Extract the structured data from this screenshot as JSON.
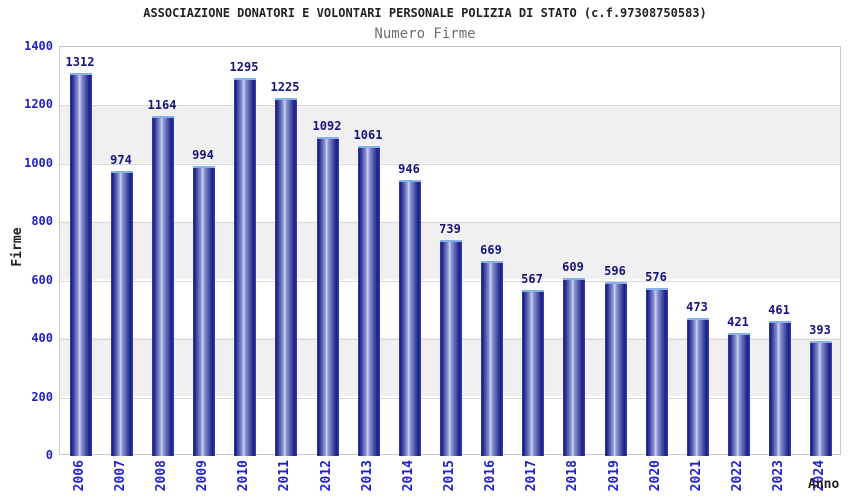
{
  "header": {
    "title": "ASSOCIAZIONE DONATORI E VOLONTARI PERSONALE POLIZIA DI STATO (c.f.97308750583)",
    "subtitle": "Numero Firme"
  },
  "chart_data": {
    "type": "bar",
    "title": "Numero Firme",
    "xlabel": "Anno",
    "ylabel": "Firme",
    "categories": [
      "2006",
      "2007",
      "2008",
      "2009",
      "2010",
      "2011",
      "2012",
      "2013",
      "2014",
      "2015",
      "2016",
      "2017",
      "2018",
      "2019",
      "2020",
      "2021",
      "2022",
      "2023",
      "2024"
    ],
    "values": [
      1312,
      974,
      1164,
      994,
      1295,
      1225,
      1092,
      1061,
      946,
      739,
      669,
      567,
      609,
      596,
      576,
      473,
      421,
      461,
      393
    ],
    "ylim": [
      0,
      1400
    ],
    "yticks": [
      0,
      200,
      400,
      600,
      800,
      1000,
      1200,
      1400
    ],
    "grid": "horizontal",
    "legend": "none",
    "band_fill": "alternating"
  },
  "colors": {
    "title_color": "#222222",
    "subtitle_color": "#6e6e6e",
    "axis_tick_color": "#2222cc",
    "value_label_color": "#15157e",
    "band_gray": "#f0f0f0",
    "grid_color": "#d9d9d9",
    "plot_border": "#c9c9c9",
    "bar_edge": "#3344bb",
    "bar_dark": "#1a1d80",
    "bar_mid": "#8f9ad8",
    "bar_highlight": "#d2d7f2",
    "bar_cap": "#85b2e8"
  }
}
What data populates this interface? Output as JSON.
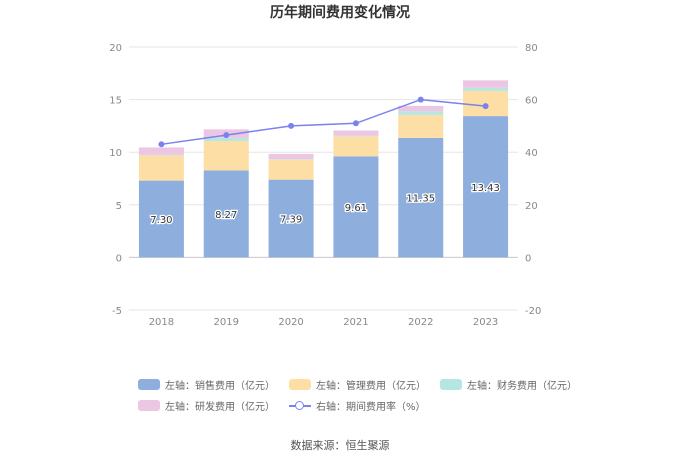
{
  "title": "历年期间费用变化情况",
  "source": "数据来源：恒生聚源",
  "chart_data": {
    "type": "bar",
    "stacked": true,
    "categories": [
      "2018",
      "2019",
      "2020",
      "2021",
      "2022",
      "2023"
    ],
    "left_axis": {
      "ylim": [
        -5,
        20
      ],
      "ticks": [
        -5,
        0,
        5,
        10,
        15,
        20
      ]
    },
    "right_axis": {
      "ylim": [
        -20,
        80
      ],
      "ticks": [
        -20,
        0,
        20,
        40,
        60,
        80
      ]
    },
    "series": [
      {
        "name": "左轴：销售费用（亿元）",
        "axis": "left",
        "type": "bar",
        "color": "#8eaedd",
        "values": [
          7.3,
          8.27,
          7.39,
          9.61,
          11.35,
          13.43
        ],
        "labels": [
          "7.30",
          "8.27",
          "7.39",
          "9.61",
          "11.35",
          "13.43"
        ]
      },
      {
        "name": "左轴：管理费用（亿元）",
        "axis": "left",
        "type": "bar",
        "color": "#fddea5",
        "values": [
          2.4,
          2.8,
          1.9,
          1.9,
          2.2,
          2.4
        ]
      },
      {
        "name": "左轴：财务费用（亿元）",
        "axis": "left",
        "type": "bar",
        "color": "#b5e6e4",
        "values": [
          0.05,
          0.3,
          0.05,
          0.05,
          0.35,
          0.3
        ]
      },
      {
        "name": "左轴：研发费用（亿元）",
        "axis": "left",
        "type": "bar",
        "color": "#ecc6e2",
        "values": [
          0.7,
          0.8,
          0.5,
          0.5,
          0.5,
          0.7
        ]
      },
      {
        "name": "右轴：期间费用率（%）",
        "axis": "right",
        "type": "line",
        "color": "#7b82ee",
        "values": [
          43,
          46.5,
          50,
          51,
          60,
          57.5
        ]
      }
    ],
    "legend_position": "bottom",
    "grid": true
  }
}
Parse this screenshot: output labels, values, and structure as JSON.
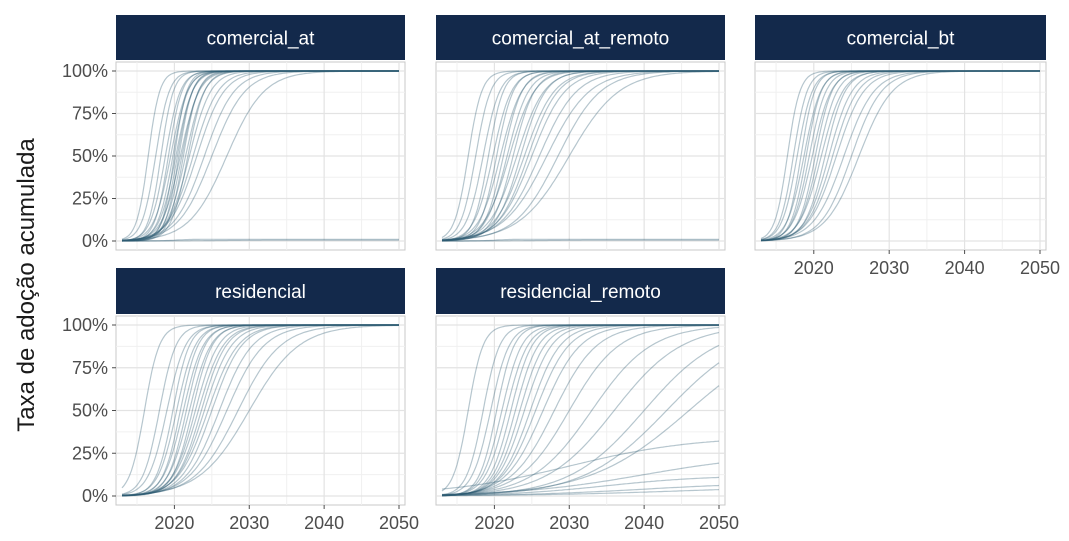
{
  "chart_data": {
    "type": "line",
    "ylabel": "Taxa de adoção acumulada",
    "xlim": [
      2013,
      2050
    ],
    "ylim": [
      0,
      1
    ],
    "x_ticks": [
      2020,
      2030,
      2040,
      2050
    ],
    "x_tick_labels": [
      "2020",
      "2030",
      "2040",
      "2050"
    ],
    "y_ticks": [
      0,
      0.25,
      0.5,
      0.75,
      1
    ],
    "y_tick_labels": [
      "0%",
      "25%",
      "50%",
      "75%",
      "100%"
    ],
    "grid": true,
    "line_color": "#2e5b72",
    "strip_color": "#13294b",
    "panels": [
      {
        "title": "comercial_at",
        "curves": [
          {
            "mid": 2016.5,
            "k": 1.3,
            "max": 1
          },
          {
            "mid": 2017.5,
            "k": 1.1,
            "max": 1
          },
          {
            "mid": 2018.2,
            "k": 1.2,
            "max": 1
          },
          {
            "mid": 2018.8,
            "k": 1.0,
            "max": 1
          },
          {
            "mid": 2019.2,
            "k": 1.1,
            "max": 1
          },
          {
            "mid": 2019.5,
            "k": 0.9,
            "max": 1
          },
          {
            "mid": 2019.8,
            "k": 1.0,
            "max": 1
          },
          {
            "mid": 2020.0,
            "k": 1.2,
            "max": 1
          },
          {
            "mid": 2020.2,
            "k": 0.9,
            "max": 1
          },
          {
            "mid": 2020.4,
            "k": 1.0,
            "max": 1
          },
          {
            "mid": 2020.6,
            "k": 1.1,
            "max": 1
          },
          {
            "mid": 2020.8,
            "k": 0.8,
            "max": 1
          },
          {
            "mid": 2021.0,
            "k": 0.9,
            "max": 1
          },
          {
            "mid": 2021.2,
            "k": 1.0,
            "max": 1
          },
          {
            "mid": 2021.5,
            "k": 0.8,
            "max": 1
          },
          {
            "mid": 2021.8,
            "k": 0.9,
            "max": 1
          },
          {
            "mid": 2022.0,
            "k": 0.7,
            "max": 1
          },
          {
            "mid": 2022.5,
            "k": 0.6,
            "max": 1
          },
          {
            "mid": 2023.0,
            "k": 0.55,
            "max": 1
          },
          {
            "mid": 2024.0,
            "k": 0.5,
            "max": 1
          },
          {
            "mid": 2025.0,
            "k": 0.45,
            "max": 1
          },
          {
            "mid": 2027.0,
            "k": 0.4,
            "max": 1
          },
          {
            "mid": 2020.0,
            "k": 1.0,
            "max": 0.01
          },
          {
            "mid": 2025.0,
            "k": 0.3,
            "max": 0.005
          }
        ]
      },
      {
        "title": "comercial_at_remoto",
        "curves": [
          {
            "mid": 2016.5,
            "k": 1.1,
            "max": 1
          },
          {
            "mid": 2017.5,
            "k": 1.0,
            "max": 1
          },
          {
            "mid": 2018.5,
            "k": 0.9,
            "max": 1
          },
          {
            "mid": 2019.2,
            "k": 1.0,
            "max": 1
          },
          {
            "mid": 2019.8,
            "k": 0.8,
            "max": 1
          },
          {
            "mid": 2020.3,
            "k": 0.9,
            "max": 1
          },
          {
            "mid": 2020.8,
            "k": 0.7,
            "max": 1
          },
          {
            "mid": 2021.2,
            "k": 0.8,
            "max": 1
          },
          {
            "mid": 2021.7,
            "k": 0.7,
            "max": 1
          },
          {
            "mid": 2022.0,
            "k": 0.6,
            "max": 1
          },
          {
            "mid": 2022.5,
            "k": 0.7,
            "max": 1
          },
          {
            "mid": 2023.0,
            "k": 0.55,
            "max": 1
          },
          {
            "mid": 2023.5,
            "k": 0.6,
            "max": 1
          },
          {
            "mid": 2024.0,
            "k": 0.5,
            "max": 1
          },
          {
            "mid": 2024.5,
            "k": 0.5,
            "max": 1
          },
          {
            "mid": 2025.0,
            "k": 0.45,
            "max": 1
          },
          {
            "mid": 2026.0,
            "k": 0.4,
            "max": 1
          },
          {
            "mid": 2027.0,
            "k": 0.35,
            "max": 1
          },
          {
            "mid": 2028.5,
            "k": 0.35,
            "max": 1
          },
          {
            "mid": 2030.0,
            "k": 0.3,
            "max": 1
          },
          {
            "mid": 2020.0,
            "k": 1.0,
            "max": 0.01
          },
          {
            "mid": 2025.0,
            "k": 0.3,
            "max": 0.005
          }
        ]
      },
      {
        "title": "comercial_bt",
        "curves": [
          {
            "mid": 2016.5,
            "k": 1.2,
            "max": 1
          },
          {
            "mid": 2017.3,
            "k": 1.1,
            "max": 1
          },
          {
            "mid": 2017.8,
            "k": 1.0,
            "max": 1
          },
          {
            "mid": 2018.3,
            "k": 1.1,
            "max": 1
          },
          {
            "mid": 2018.7,
            "k": 0.9,
            "max": 1
          },
          {
            "mid": 2019.0,
            "k": 1.0,
            "max": 1
          },
          {
            "mid": 2019.4,
            "k": 0.9,
            "max": 1
          },
          {
            "mid": 2019.8,
            "k": 0.8,
            "max": 1
          },
          {
            "mid": 2020.2,
            "k": 0.9,
            "max": 1
          },
          {
            "mid": 2020.6,
            "k": 0.8,
            "max": 1
          },
          {
            "mid": 2021.0,
            "k": 0.7,
            "max": 1
          },
          {
            "mid": 2021.5,
            "k": 0.75,
            "max": 1
          },
          {
            "mid": 2022.0,
            "k": 0.65,
            "max": 1
          },
          {
            "mid": 2022.5,
            "k": 0.6,
            "max": 1
          },
          {
            "mid": 2023.0,
            "k": 0.55,
            "max": 1
          },
          {
            "mid": 2024.0,
            "k": 0.5,
            "max": 1
          },
          {
            "mid": 2025.0,
            "k": 0.5,
            "max": 1
          },
          {
            "mid": 2026.0,
            "k": 0.45,
            "max": 1
          }
        ]
      },
      {
        "title": "residencial",
        "curves": [
          {
            "mid": 2016.0,
            "k": 1.0,
            "max": 1
          },
          {
            "mid": 2018.0,
            "k": 0.9,
            "max": 1
          },
          {
            "mid": 2019.0,
            "k": 0.8,
            "max": 1
          },
          {
            "mid": 2019.8,
            "k": 0.9,
            "max": 1
          },
          {
            "mid": 2020.3,
            "k": 0.8,
            "max": 1
          },
          {
            "mid": 2020.8,
            "k": 0.85,
            "max": 1
          },
          {
            "mid": 2021.2,
            "k": 0.75,
            "max": 1
          },
          {
            "mid": 2021.6,
            "k": 0.8,
            "max": 1
          },
          {
            "mid": 2022.0,
            "k": 0.7,
            "max": 1
          },
          {
            "mid": 2022.4,
            "k": 0.75,
            "max": 1
          },
          {
            "mid": 2022.8,
            "k": 0.65,
            "max": 1
          },
          {
            "mid": 2023.2,
            "k": 0.6,
            "max": 1
          },
          {
            "mid": 2023.6,
            "k": 0.6,
            "max": 1
          },
          {
            "mid": 2024.0,
            "k": 0.55,
            "max": 1
          },
          {
            "mid": 2024.5,
            "k": 0.5,
            "max": 1
          },
          {
            "mid": 2025.0,
            "k": 0.5,
            "max": 1
          },
          {
            "mid": 2026.0,
            "k": 0.45,
            "max": 1
          },
          {
            "mid": 2027.0,
            "k": 0.4,
            "max": 1
          },
          {
            "mid": 2028.5,
            "k": 0.35,
            "max": 1
          },
          {
            "mid": 2030.0,
            "k": 0.3,
            "max": 1
          }
        ]
      },
      {
        "title": "residencial_remoto",
        "curves": [
          {
            "mid": 2016.5,
            "k": 1.0,
            "max": 1
          },
          {
            "mid": 2018.5,
            "k": 0.9,
            "max": 1
          },
          {
            "mid": 2019.5,
            "k": 0.8,
            "max": 1
          },
          {
            "mid": 2020.3,
            "k": 0.85,
            "max": 1
          },
          {
            "mid": 2021.0,
            "k": 0.75,
            "max": 1
          },
          {
            "mid": 2021.6,
            "k": 0.7,
            "max": 1
          },
          {
            "mid": 2022.2,
            "k": 0.7,
            "max": 1
          },
          {
            "mid": 2022.8,
            "k": 0.65,
            "max": 1
          },
          {
            "mid": 2023.4,
            "k": 0.6,
            "max": 1
          },
          {
            "mid": 2024.0,
            "k": 0.55,
            "max": 1
          },
          {
            "mid": 2024.8,
            "k": 0.5,
            "max": 1
          },
          {
            "mid": 2025.5,
            "k": 0.45,
            "max": 1
          },
          {
            "mid": 2026.5,
            "k": 0.4,
            "max": 1
          },
          {
            "mid": 2028.0,
            "k": 0.35,
            "max": 1
          },
          {
            "mid": 2030.0,
            "k": 0.3,
            "max": 1
          },
          {
            "mid": 2033.0,
            "k": 0.25,
            "max": 1
          },
          {
            "mid": 2036.0,
            "k": 0.22,
            "max": 1
          },
          {
            "mid": 2040.0,
            "k": 0.2,
            "max": 1
          },
          {
            "mid": 2043.0,
            "k": 0.18,
            "max": 1
          },
          {
            "mid": 2046.0,
            "k": 0.15,
            "max": 1
          },
          {
            "mid": 2030.0,
            "k": 0.12,
            "max": 0.35
          },
          {
            "mid": 2040.0,
            "k": 0.12,
            "max": 0.25
          },
          {
            "mid": 2035.0,
            "k": 0.15,
            "max": 0.12
          },
          {
            "mid": 2040.0,
            "k": 0.12,
            "max": 0.08
          },
          {
            "mid": 2045.0,
            "k": 0.1,
            "max": 0.06
          }
        ]
      }
    ]
  }
}
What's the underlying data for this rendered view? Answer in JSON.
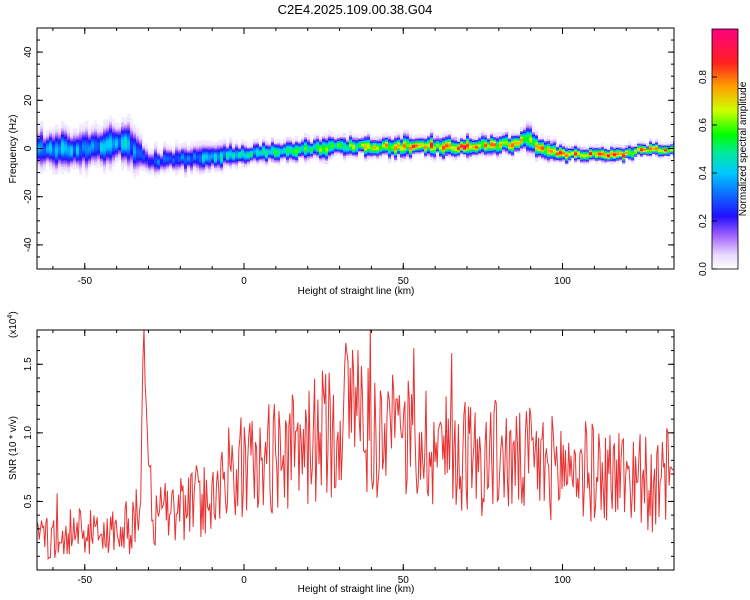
{
  "title": "C2E4.2025.109.00.38.G04",
  "colors": {
    "snr_line": "#e83232",
    "spectrogram_background": "#ffffff",
    "colormap": [
      "#ffffff",
      "#e8d8ff",
      "#a060ff",
      "#2010ff",
      "#1060ff",
      "#00c8ff",
      "#00e8a0",
      "#00ff00",
      "#d0ff00",
      "#ffa000",
      "#ff2020",
      "#ff0080"
    ]
  },
  "chart_data": [
    {
      "type": "heatmap",
      "title": "C2E4.2025.109.00.38.G04",
      "xlabel": "Height of straight line (km)",
      "ylabel": "Frequency (Hz)",
      "xlim": [
        -65,
        135
      ],
      "ylim": [
        -50,
        50
      ],
      "x_ticks": [
        "-50",
        "0",
        "50",
        "100"
      ],
      "y_ticks": [
        "-40",
        "-20",
        "0",
        "20",
        "40"
      ],
      "grid": false,
      "colorbar": {
        "label": "Normalized spectral amplitude",
        "range": [
          0,
          1
        ],
        "ticks": [
          "0.0",
          "0.2",
          "0.4",
          "0.6",
          "0.8"
        ]
      },
      "ridge": {
        "description_x": [
          -65,
          -55,
          -45,
          -38,
          -35,
          -30,
          -20,
          -10,
          0,
          10,
          20,
          30,
          40,
          50,
          60,
          70,
          80,
          85,
          88,
          92,
          95,
          100,
          110,
          120,
          125,
          135
        ],
        "center_hz": [
          0,
          0,
          1,
          3,
          0,
          -5,
          -4,
          -3,
          -2,
          -1,
          0,
          1,
          1,
          1,
          1,
          1,
          2,
          2,
          5,
          1,
          -1,
          -2,
          -2,
          -2,
          0,
          0
        ],
        "halfwidth_hz": [
          6,
          6,
          6,
          7,
          6,
          4,
          4,
          4,
          3,
          3,
          3,
          3,
          3,
          3,
          3,
          3,
          3,
          3,
          4,
          3,
          3,
          2,
          2,
          2,
          2,
          2
        ],
        "peak_amplitude": [
          0.45,
          0.45,
          0.45,
          0.5,
          0.4,
          0.35,
          0.4,
          0.5,
          0.55,
          0.6,
          0.65,
          0.7,
          0.75,
          0.85,
          0.9,
          0.92,
          0.85,
          0.88,
          0.7,
          0.8,
          0.85,
          0.9,
          0.9,
          0.88,
          0.9,
          0.85
        ]
      }
    },
    {
      "type": "line",
      "xlabel": "Height of straight line (km)",
      "ylabel": "SNR (10 * v/v)",
      "y_multiplier": "(x10",
      "y_multiplier_exp": "4",
      "y_multiplier_close": ")",
      "xlim": [
        -65,
        135
      ],
      "ylim": [
        0,
        1.75
      ],
      "x_ticks": [
        "-50",
        "0",
        "50",
        "100"
      ],
      "y_ticks": [
        "0.5",
        "1.0",
        "1.5"
      ],
      "grid": false,
      "series": [
        {
          "x": [
            -65,
            -60,
            -55,
            -50,
            -45,
            -40,
            -36,
            -33,
            -32,
            -31.5,
            -31,
            -30,
            -28,
            -25,
            -20,
            -15,
            -10,
            -5,
            0,
            5,
            10,
            15,
            20,
            25,
            30,
            33,
            35,
            37,
            40,
            45,
            50,
            55,
            60,
            65,
            70,
            75,
            80,
            85,
            90,
            95,
            100,
            105,
            110,
            115,
            120,
            125,
            128,
            130,
            133,
            135
          ],
          "y": [
            0.25,
            0.22,
            0.3,
            0.28,
            0.25,
            0.3,
            0.28,
            0.5,
            1.0,
            1.75,
            0.9,
            0.6,
            0.35,
            0.4,
            0.45,
            0.5,
            0.55,
            0.7,
            0.75,
            0.75,
            0.85,
            0.85,
            0.9,
            1.0,
            1.1,
            1.2,
            1.3,
            1.1,
            1.0,
            0.95,
            0.95,
            0.95,
            0.9,
            0.85,
            0.85,
            0.8,
            0.85,
            0.75,
            0.8,
            0.75,
            0.75,
            0.75,
            0.7,
            0.7,
            0.7,
            0.7,
            0.55,
            0.6,
            0.7,
            0.65
          ]
        }
      ]
    }
  ]
}
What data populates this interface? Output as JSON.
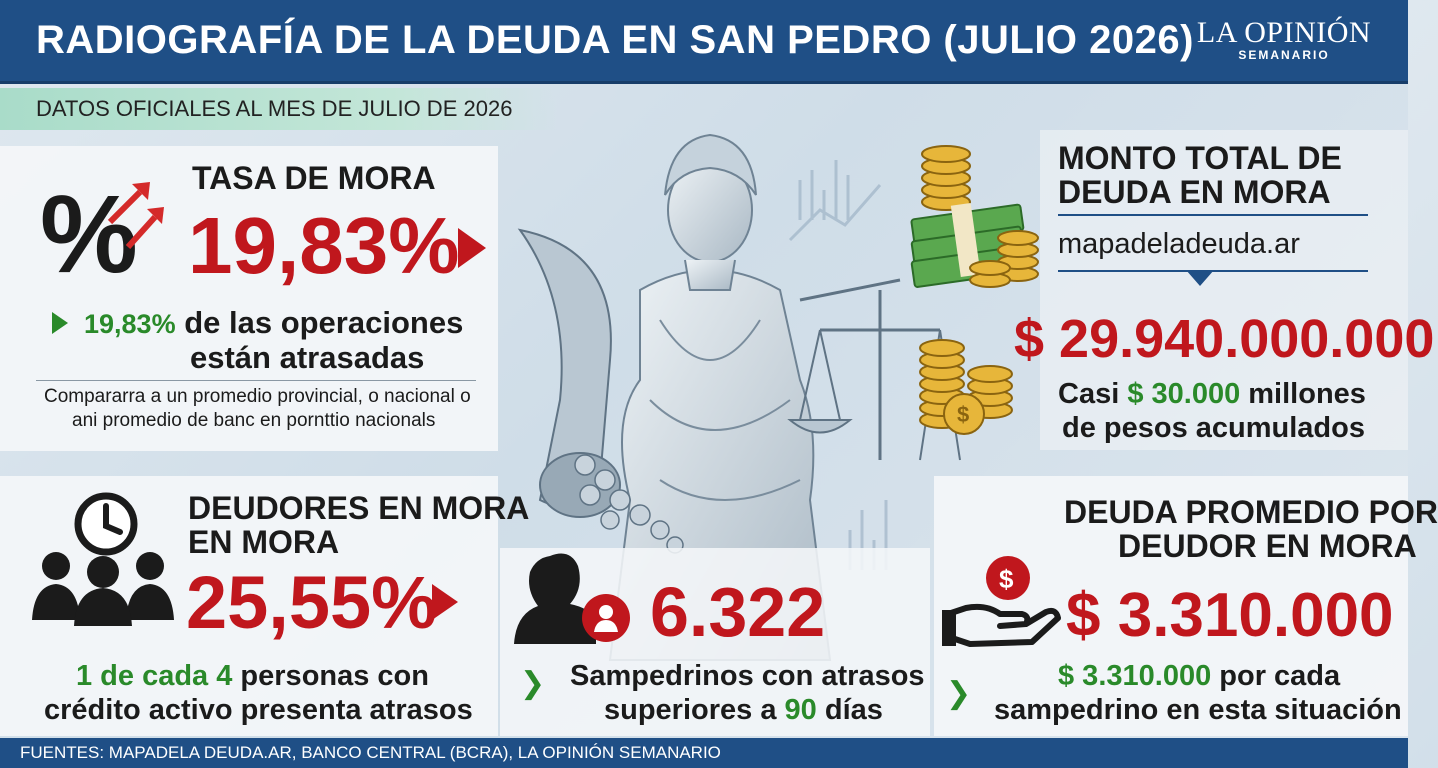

□ □ □ □ □ □ □

• [Your objective]
Collect every line above that contains the word "screenshot".

• [Answer in full]
Extract the structured data from this screenshot as JSON.
Parse this screenshot: output labels, values, and structure as JSON.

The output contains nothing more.